Repeat the data below exactly, dropping any pictures it holds.
----
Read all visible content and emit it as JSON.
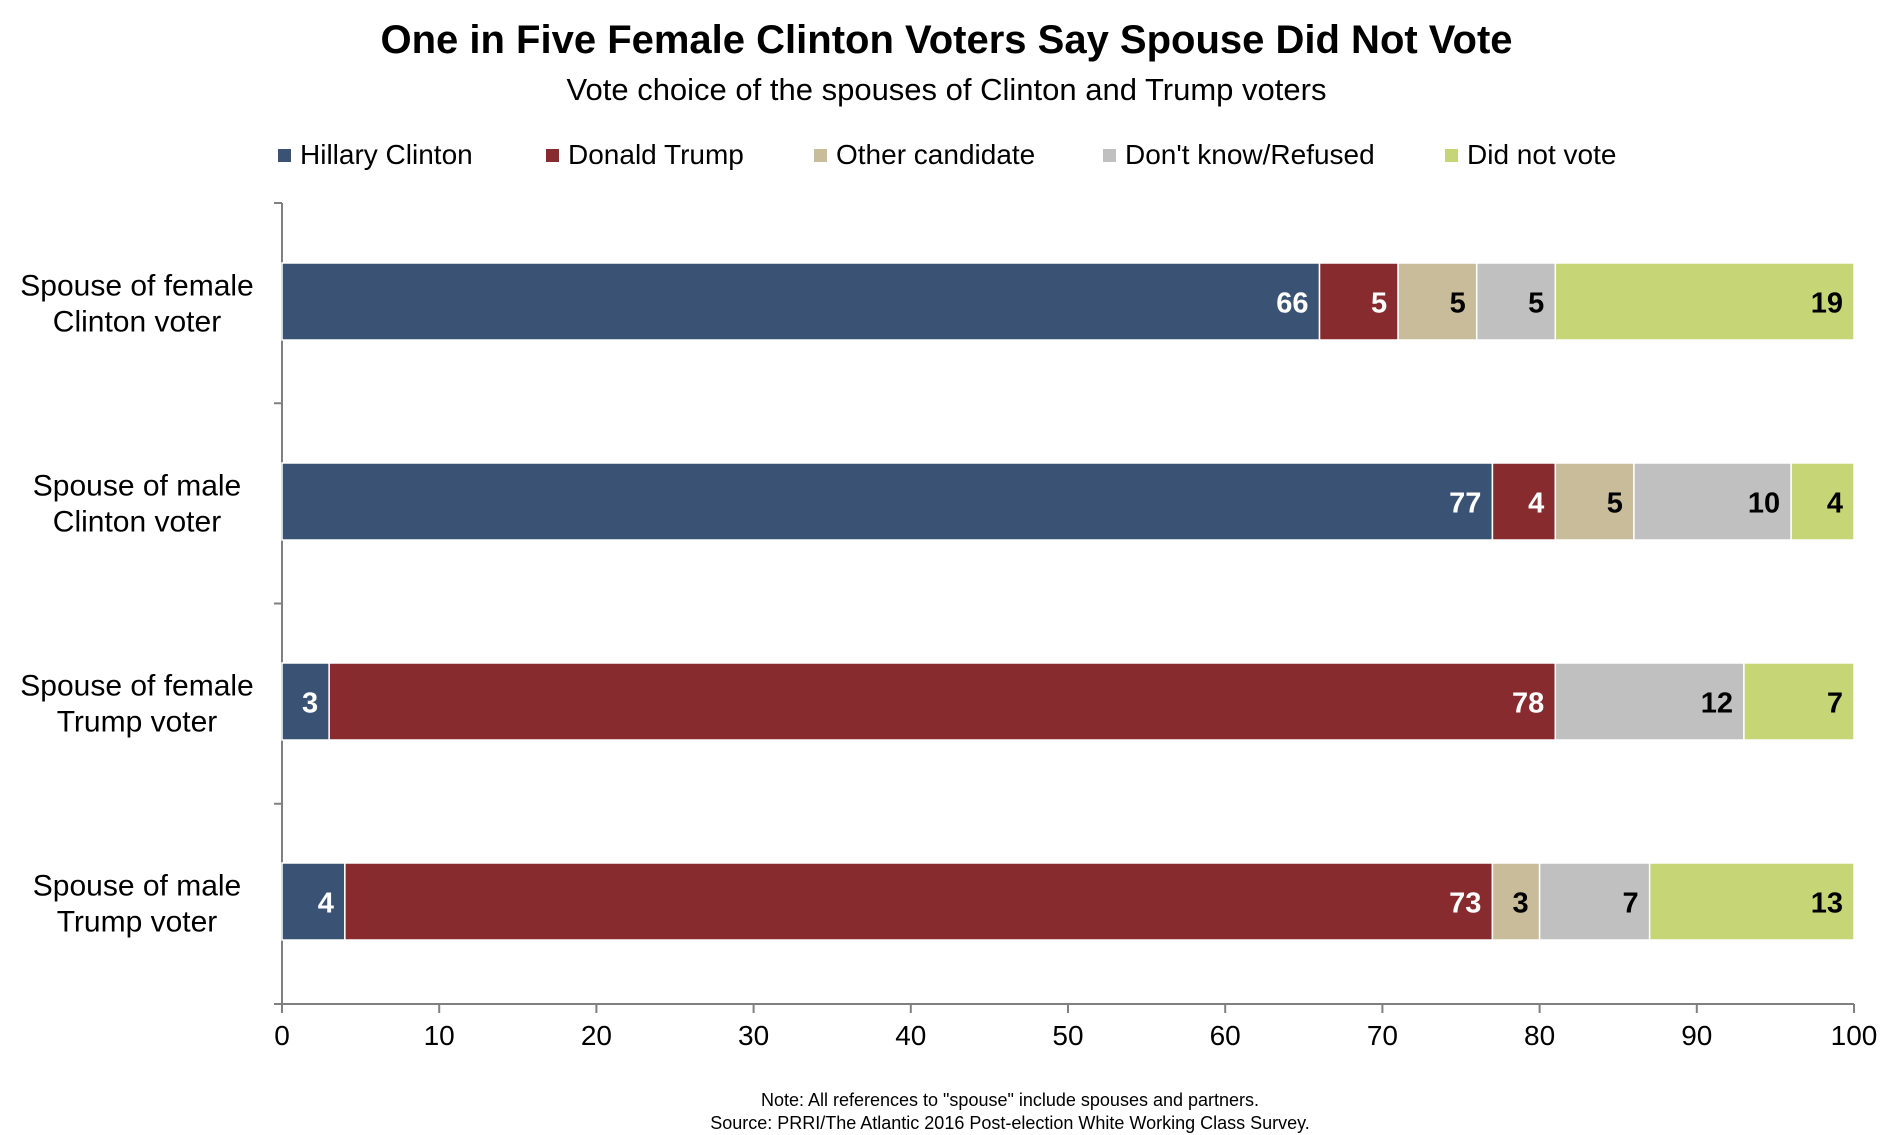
{
  "chart_data": {
    "type": "bar",
    "orientation": "horizontal",
    "stacked": true,
    "title": "One in Five Female Clinton Voters Say Spouse Did Not Vote",
    "subtitle": "Vote choice of the spouses of Clinton and Trump voters",
    "categories": [
      "Spouse of female Clinton voter",
      "Spouse of male Clinton voter",
      "Spouse of female Trump voter",
      "Spouse of male Trump voter"
    ],
    "category_lines": [
      [
        "Spouse of female",
        "Clinton voter"
      ],
      [
        "Spouse of male",
        "Clinton voter"
      ],
      [
        "Spouse of female",
        "Trump voter"
      ],
      [
        "Spouse of male",
        "Trump voter"
      ]
    ],
    "series": [
      {
        "name": "Hillary Clinton",
        "color": "#3a5274",
        "label_color": "#ffffff",
        "values": [
          66,
          77,
          3,
          4
        ]
      },
      {
        "name": "Donald Trump",
        "color": "#872b2e",
        "label_color": "#ffffff",
        "values": [
          5,
          4,
          78,
          73
        ]
      },
      {
        "name": "Other candidate",
        "color": "#c8bc9a",
        "label_color": "#000000",
        "values": [
          5,
          5,
          0,
          3
        ]
      },
      {
        "name": "Don't know/Refused",
        "color": "#c0c0c0",
        "label_color": "#000000",
        "values": [
          5,
          10,
          12,
          7
        ]
      },
      {
        "name": "Did not vote",
        "color": "#c6d575",
        "label_color": "#000000",
        "values": [
          19,
          4,
          7,
          13
        ]
      }
    ],
    "x_ticks": [
      0,
      10,
      20,
      30,
      40,
      50,
      60,
      70,
      80,
      90,
      100
    ],
    "xlim": [
      0,
      100
    ],
    "grid": false,
    "legend_position": "top"
  },
  "notes": {
    "note": "Note: All references to \"spouse\" include spouses and partners.",
    "source": "Source: PRRI/The Atlantic 2016 Post-election White Working Class Survey."
  }
}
----
Correct response:
Read all visible content and emit it as JSON.
{
  "chart_data": {
    "type": "bar",
    "orientation": "horizontal",
    "stacked": true,
    "title": "One in Five Female Clinton Voters Say Spouse Did Not Vote",
    "subtitle": "Vote choice of the spouses of Clinton and Trump voters",
    "categories": [
      "Spouse of female Clinton voter",
      "Spouse of male Clinton voter",
      "Spouse of female Trump voter",
      "Spouse of male Trump voter"
    ],
    "category_lines": [
      [
        "Spouse of female",
        "Clinton voter"
      ],
      [
        "Spouse of male",
        "Clinton voter"
      ],
      [
        "Spouse of female",
        "Trump voter"
      ],
      [
        "Spouse of male",
        "Trump voter"
      ]
    ],
    "series": [
      {
        "name": "Hillary Clinton",
        "color": "#3a5274",
        "label_color": "#ffffff",
        "values": [
          66,
          77,
          3,
          4
        ]
      },
      {
        "name": "Donald Trump",
        "color": "#872b2e",
        "label_color": "#ffffff",
        "values": [
          5,
          4,
          78,
          73
        ]
      },
      {
        "name": "Other candidate",
        "color": "#c8bc9a",
        "label_color": "#000000",
        "values": [
          5,
          5,
          0,
          3
        ]
      },
      {
        "name": "Don't know/Refused",
        "color": "#c0c0c0",
        "label_color": "#000000",
        "values": [
          5,
          10,
          12,
          7
        ]
      },
      {
        "name": "Did not vote",
        "color": "#c6d575",
        "label_color": "#000000",
        "values": [
          19,
          4,
          7,
          13
        ]
      }
    ],
    "x_ticks": [
      0,
      10,
      20,
      30,
      40,
      50,
      60,
      70,
      80,
      90,
      100
    ],
    "xlim": [
      0,
      100
    ],
    "grid": false,
    "legend_position": "top"
  },
  "notes": {
    "note": "Note: All references to \"spouse\" include spouses and partners.",
    "source": "Source: PRRI/The Atlantic 2016 Post-election White Working Class Survey."
  }
}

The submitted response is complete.